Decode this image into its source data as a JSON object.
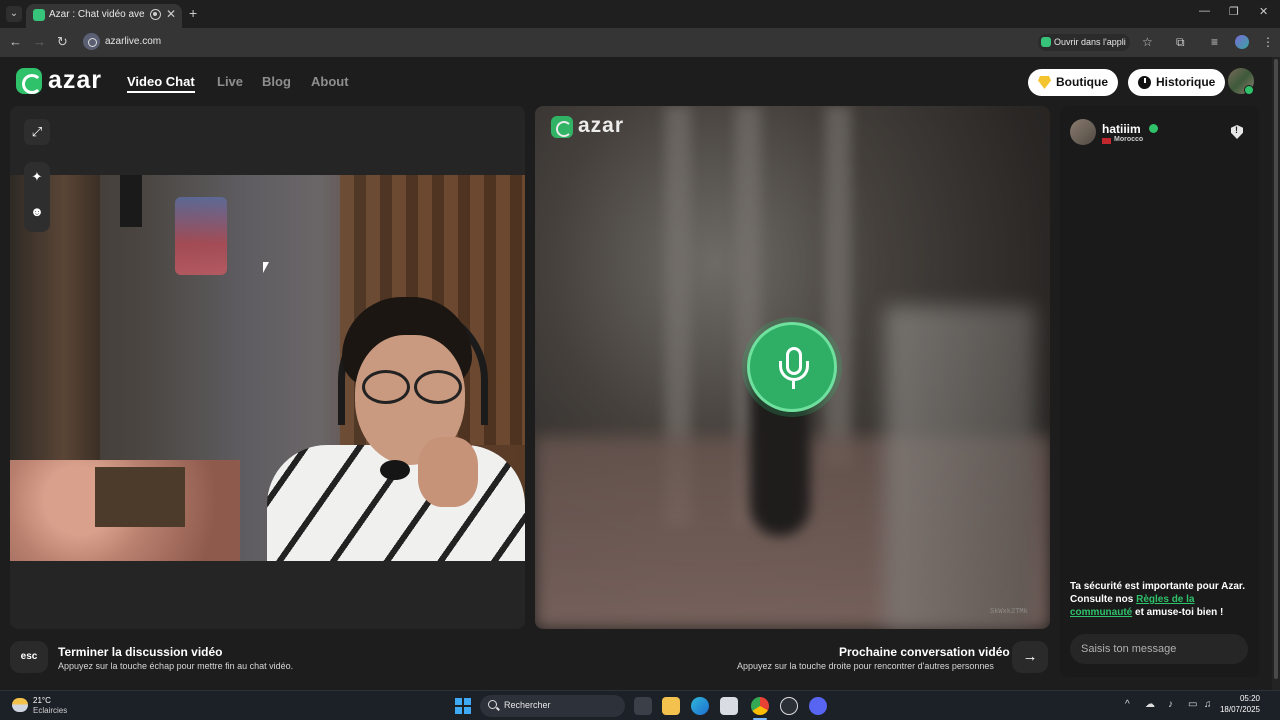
{
  "browser": {
    "tab_title": "Azar : Chat vidéo avec de n",
    "tab_close": "✕",
    "new_tab": "+",
    "url": "azarlive.com",
    "open_in_app": "Ouvrir dans l'appli",
    "icons": [
      "back-icon",
      "forward-icon",
      "reload-icon",
      "star-icon",
      "extensions-icon",
      "cast-icon",
      "menu-icon"
    ]
  },
  "app": {
    "logo": "azar",
    "nav": [
      {
        "label": "Video Chat",
        "active": true
      },
      {
        "label": "Live",
        "active": false
      },
      {
        "label": "Blog",
        "active": false
      },
      {
        "label": "About",
        "active": false
      }
    ],
    "boutique_label": "Boutique",
    "historique_label": "Historique",
    "accent_color": "#30c16b"
  },
  "left_panel": {
    "tools": [
      "expand-icon",
      "effects-sparkle-icon",
      "face-filter-icon"
    ]
  },
  "right_panel": {
    "logo": "azar",
    "watermark": "SkWxk2TMk",
    "state": "mic-active"
  },
  "chat": {
    "peer_name": "hatiiim",
    "peer_country": "Morocco",
    "safety_prefix": "Ta sécurité est importante pour Azar. Consulte nos ",
    "safety_link": "Règles de la communauté",
    "safety_suffix": " et amuse-toi bien !",
    "input_placeholder": "Saisis ton message"
  },
  "footer": {
    "esc_key": "esc",
    "end_title": "Terminer la discussion vidéo",
    "end_sub": "Appuyez sur la touche échap pour mettre fin au chat vidéo.",
    "next_title": "Prochaine conversation vidéo",
    "next_sub": "Appuyez sur la touche droite pour rencontrer d'autres personnes",
    "next_arrow": "→"
  },
  "taskbar": {
    "weather_temp": "21°C",
    "weather_desc": "Eclaircies",
    "search_label": "Rechercher",
    "time": "05:20",
    "date": "18/07/2025"
  }
}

====

### WHAT THE EXERCISE ASKS
Leave the images out and output the remaining material exactly as it stands.

### FINAL RESULT
Decode this image into its source data as a JSON object.
{
  "browser": {
    "tab_title": "Azar : Chat vidéo avec de n",
    "tab_close": "✕",
    "new_tab": "+",
    "url": "azarlive.com",
    "open_in_app": "Ouvrir dans l'appli",
    "icons": [
      "back-icon",
      "forward-icon",
      "reload-icon",
      "star-icon",
      "extensions-icon",
      "cast-icon",
      "menu-icon"
    ]
  },
  "app": {
    "logo": "azar",
    "nav": [
      {
        "label": "Video Chat",
        "active": true
      },
      {
        "label": "Live",
        "active": false
      },
      {
        "label": "Blog",
        "active": false
      },
      {
        "label": "About",
        "active": false
      }
    ],
    "boutique_label": "Boutique",
    "historique_label": "Historique",
    "accent_color": "#30c16b"
  },
  "left_panel": {
    "tools": [
      "expand-icon",
      "effects-sparkle-icon",
      "face-filter-icon"
    ]
  },
  "right_panel": {
    "logo": "azar",
    "watermark": "SkWxk2TMk",
    "state": "mic-active"
  },
  "chat": {
    "peer_name": "hatiiim",
    "peer_country": "Morocco",
    "safety_prefix": "Ta sécurité est importante pour Azar. Consulte nos ",
    "safety_link": "Règles de la communauté",
    "safety_suffix": " et amuse-toi bien !",
    "input_placeholder": "Saisis ton message"
  },
  "footer": {
    "esc_key": "esc",
    "end_title": "Terminer la discussion vidéo",
    "end_sub": "Appuyez sur la touche échap pour mettre fin au chat vidéo.",
    "next_title": "Prochaine conversation vidéo",
    "next_sub": "Appuyez sur la touche droite pour rencontrer d'autres personnes",
    "next_arrow": "→"
  },
  "taskbar": {
    "weather_temp": "21°C",
    "weather_desc": "Eclaircies",
    "search_label": "Rechercher",
    "time": "05:20",
    "date": "18/07/2025"
  }
}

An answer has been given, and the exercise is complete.